_To be done:_
Set down the full listing exactly as given. Any pictures are to be left out.

Records excerpted from a collection
◆ ◆ ◆ ◆ ◆ ◆ ◆

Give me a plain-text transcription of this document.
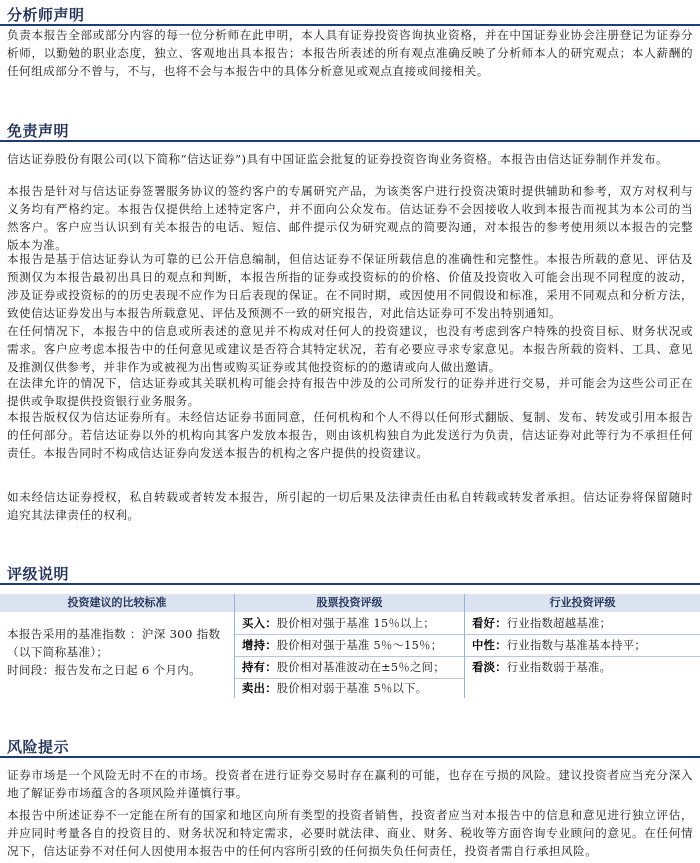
分析师声明
负责本报告全部或部分内容的每一位分析师在此申明，本人具有证券投资咨询执业资格，并在中国证券业协会注册登记为证券分析师，以勤勉的职业态度，独立、客观地出具本报告；本报告所表述的所有观点准确反映了分析师本人的研究观点；本人薪酬的任何组成部分不曾与，不与，也将不会与本报告中的具体分析意见或观点直接或间接相关。
免责声明
信达证券股份有限公司(以下简称“信达证券”)具有中国证监会批复的证券投资咨询业务资格。本报告由信达证券制作并发布。
本报告是针对与信达证券签署服务协议的签约客户的专属研究产品，为该类客户进行投资决策时提供辅助和参考，双方对权利与义务均有严格约定。本报告仅提供给上述特定客户，并不面向公众发布。信达证券不会因接收人收到本报告而视其为本公司的当然客户。客户应当认识到有关本报告的电话、短信、邮件提示仅为研究观点的简要沟通，对本报告的参考使用须以本报告的完整版本为准。
本报告是基于信达证券认为可靠的已公开信息编制，但信达证券不保证所载信息的准确性和完整性。本报告所载的意见、评估及预测仅为本报告最初出具日的观点和判断，本报告所指的证券或投资标的的价格、价值及投资收入可能会出现不同程度的波动，涉及证券或投资标的的历史表现不应作为日后表现的保证。在不同时期，或因使用不同假设和标准，采用不同观点和分析方法，致使信达证券发出与本报告所载意见、评估及预测不一致的研究报告，对此信达证券可不发出特别通知。
在任何情况下，本报告中的信息或所表述的意见并不构成对任何人的投资建议，也没有考虑到客户特殊的投资目标、财务状况或需求。客户应考虑本报告中的任何意见或建议是否符合其特定状况，若有必要应寻求专家意见。本报告所载的资料、工具、意见及推测仅供参考，并非作为或被视为出售或购买证券或其他投资标的的邀请或向人做出邀请。
在法律允许的情况下，信达证券或其关联机构可能会持有报告中涉及的公司所发行的证券并进行交易，并可能会为这些公司正在提供或争取提供投资银行业务服务。
本报告版权仅为信达证券所有。未经信达证券书面同意，任何机构和个人不得以任何形式翻版、复制、发布、转发或引用本报告的任何部分。若信达证券以外的机构向其客户发放本报告，则由该机构独自为此发送行为负责，信达证券对此等行为不承担任何责任。本报告同时不构成信达证券向发送本报告的机构之客户提供的投资建议。
如未经信达证券授权，私自转载或者转发本报告，所引起的一切后果及法律责任由私自转载或转发者承担。信达证券将保留随时追究其法律责任的权利。
评级说明
投资建议的比较标准	股票投资评级	行业投资评级
本报告采用的基准指数 ：沪深 300 指数（以下简称基准）；
时间段：报告发布之日起 6 个月内。
买入：股价相对强于基准 15％以上；
增持：股价相对强于基准 5％～15％；
持有：股价相对基准波动在±5％之间；
卖出：股价相对弱于基准 5％以下。
看好：行业指数超越基准；
中性：行业指数与基准基本持平；
看淡：行业指数弱于基准。
风险提示
证券市场是一个风险无时不在的市场。投资者在进行证券交易时存在赢利的可能，也存在亏损的风险。建议投资者应当充分深入地了解证券市场蕴含的各项风险并谨慎行事。
本报告中所述证券不一定能在所有的国家和地区向所有类型的投资者销售，投资者应当对本报告中的信息和意见进行独立评估，并应同时考量各自的投资目的、财务状况和特定需求，必要时就法律、商业、财务、税收等方面咨询专业顾问的意见。在任何情况下，信达证券不对任何人因使用本报告中的任何内容所引致的任何损失负任何责任，投资者需自行承担风险。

◆ ◆ ◆ ◆ ◆ ◆ ◆

_Exercise response:_
Give me a plain-text transcription of this document.
分析师声明
负责本报告全部或部分内容的每一位分析师在此申明，本人具有证券投资咨询执业资格，并在中国证券业协会注册登记为证券分析师，以勤勉的职业态度，独立、客观地出具本报告；本报告所表述的所有观点准确反映了分析师本人的研究观点；本人薪酬的任何组成部分不曾与，不与，也将不会与本报告中的具体分析意见或观点直接或间接相关。
免责声明
信达证券股份有限公司(以下简称“信达证券”)具有中国证监会批复的证券投资咨询业务资格。本报告由信达证券制作并发布。
本报告是针对与信达证券签署服务协议的签约客户的专属研究产品，为该类客户进行投资决策时提供辅助和参考，双方对权利与义务均有严格约定。本报告仅提供给上述特定客户，并不面向公众发布。信达证券不会因接收人收到本报告而视其为本公司的当然客户。客户应当认识到有关本报告的电话、短信、邮件提示仅为研究观点的简要沟通，对本报告的参考使用须以本报告的完整版本为准。
本报告是基于信达证券认为可靠的已公开信息编制，但信达证券不保证所载信息的准确性和完整性。本报告所载的意见、评估及预测仅为本报告最初出具日的观点和判断，本报告所指的证券或投资标的的价格、价值及投资收入可能会出现不同程度的波动，涉及证券或投资标的的历史表现不应作为日后表现的保证。在不同时期，或因使用不同假设和标准，采用不同观点和分析方法，致使信达证券发出与本报告所载意见、评估及预测不一致的研究报告，对此信达证券可不发出特别通知。
在任何情况下，本报告中的信息或所表述的意见并不构成对任何人的投资建议，也没有考虑到客户特殊的投资目标、财务状况或需求。客户应考虑本报告中的任何意见或建议是否符合其特定状况，若有必要应寻求专家意见。本报告所载的资料、工具、意见及推测仅供参考，并非作为或被视为出售或购买证券或其他投资标的的邀请或向人做出邀请。
在法律允许的情况下，信达证券或其关联机构可能会持有报告中涉及的公司所发行的证券并进行交易，并可能会为这些公司正在提供或争取提供投资银行业务服务。
本报告版权仅为信达证券所有。未经信达证券书面同意，任何机构和个人不得以任何形式翻版、复制、发布、转发或引用本报告的任何部分。若信达证券以外的机构向其客户发放本报告，则由该机构独自为此发送行为负责，信达证券对此等行为不承担任何责任。本报告同时不构成信达证券向发送本报告的机构之客户提供的投资建议。
如未经信达证券授权，私自转载或者转发本报告，所引起的一切后果及法律责任由私自转载或转发者承担。信达证券将保留随时追究其法律责任的权利。
评级说明
投资建议的比较标准	股票投资评级	行业投资评级
本报告采用的基准指数 ：沪深 300 指数（以下简称基准）；
时间段：报告发布之日起 6 个月内。
买入：股价相对强于基准 15％以上；
增持：股价相对强于基准 5％～15％；
持有：股价相对基准波动在±5％之间；
卖出：股价相对弱于基准 5％以下。
看好：行业指数超越基准；
中性：行业指数与基准基本持平；
看淡：行业指数弱于基准。
风险提示
证券市场是一个风险无时不在的市场。投资者在进行证券交易时存在赢利的可能，也存在亏损的风险。建议投资者应当充分深入地了解证券市场蕴含的各项风险并谨慎行事。
本报告中所述证券不一定能在所有的国家和地区向所有类型的投资者销售，投资者应当对本报告中的信息和意见进行独立评估，并应同时考量各自的投资目的、财务状况和特定需求，必要时就法律、商业、财务、税收等方面咨询专业顾问的意见。在任何情况下，信达证券不对任何人因使用本报告中的任何内容所引致的任何损失负任何责任，投资者需自行承担风险。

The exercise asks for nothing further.